(Figure collection entries)

....

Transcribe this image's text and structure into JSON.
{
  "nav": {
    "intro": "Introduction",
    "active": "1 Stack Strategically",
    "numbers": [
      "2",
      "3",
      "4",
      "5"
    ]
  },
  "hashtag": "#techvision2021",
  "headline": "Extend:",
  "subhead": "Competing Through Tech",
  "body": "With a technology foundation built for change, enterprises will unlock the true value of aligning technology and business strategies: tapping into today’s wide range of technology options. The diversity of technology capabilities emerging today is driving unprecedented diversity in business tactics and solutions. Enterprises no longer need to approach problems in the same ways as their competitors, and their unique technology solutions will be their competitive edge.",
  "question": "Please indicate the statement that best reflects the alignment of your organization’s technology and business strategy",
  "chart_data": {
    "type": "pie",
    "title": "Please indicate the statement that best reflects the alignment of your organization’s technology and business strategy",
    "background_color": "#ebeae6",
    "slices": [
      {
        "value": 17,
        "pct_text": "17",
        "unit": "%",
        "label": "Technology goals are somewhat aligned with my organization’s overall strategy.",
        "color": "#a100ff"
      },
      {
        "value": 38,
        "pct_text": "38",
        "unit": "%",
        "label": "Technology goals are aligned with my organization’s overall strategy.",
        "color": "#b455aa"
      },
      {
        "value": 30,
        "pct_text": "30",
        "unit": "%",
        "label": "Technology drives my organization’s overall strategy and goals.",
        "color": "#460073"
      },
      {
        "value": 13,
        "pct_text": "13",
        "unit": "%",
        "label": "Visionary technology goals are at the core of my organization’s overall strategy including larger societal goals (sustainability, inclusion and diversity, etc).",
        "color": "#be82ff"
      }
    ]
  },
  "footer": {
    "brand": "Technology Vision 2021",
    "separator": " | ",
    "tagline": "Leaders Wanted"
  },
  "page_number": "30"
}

....

**What the task requires**
Please restate the data word for word, every record included.

**Exercise solution**
Transcribe this image's text and structure into JSON.
{
  "nav": {
    "intro": "Introduction",
    "active": "1 Stack Strategically",
    "numbers": [
      "2",
      "3",
      "4",
      "5"
    ]
  },
  "hashtag": "#techvision2021",
  "headline": "Extend:",
  "subhead": "Competing Through Tech",
  "body": "With a technology foundation built for change, enterprises will unlock the true value of aligning technology and business strategies: tapping into today’s wide range of technology options. The diversity of technology capabilities emerging today is driving unprecedented diversity in business tactics and solutions. Enterprises no longer need to approach problems in the same ways as their competitors, and their unique technology solutions will be their competitive edge.",
  "question": "Please indicate the statement that best reflects the alignment of your organization’s technology and business strategy",
  "chart_data": {
    "type": "pie",
    "title": "Please indicate the statement that best reflects the alignment of your organization’s technology and business strategy",
    "background_color": "#ebeae6",
    "slices": [
      {
        "value": 17,
        "pct_text": "17",
        "unit": "%",
        "label": "Technology goals are somewhat aligned with my organization’s overall strategy.",
        "color": "#a100ff"
      },
      {
        "value": 38,
        "pct_text": "38",
        "unit": "%",
        "label": "Technology goals are aligned with my organization’s overall strategy.",
        "color": "#b455aa"
      },
      {
        "value": 30,
        "pct_text": "30",
        "unit": "%",
        "label": "Technology drives my organization’s overall strategy and goals.",
        "color": "#460073"
      },
      {
        "value": 13,
        "pct_text": "13",
        "unit": "%",
        "label": "Visionary technology goals are at the core of my organization’s overall strategy including larger societal goals (sustainability, inclusion and diversity, etc).",
        "color": "#be82ff"
      }
    ]
  },
  "footer": {
    "brand": "Technology Vision 2021",
    "separator": " | ",
    "tagline": "Leaders Wanted"
  },
  "page_number": "30"
}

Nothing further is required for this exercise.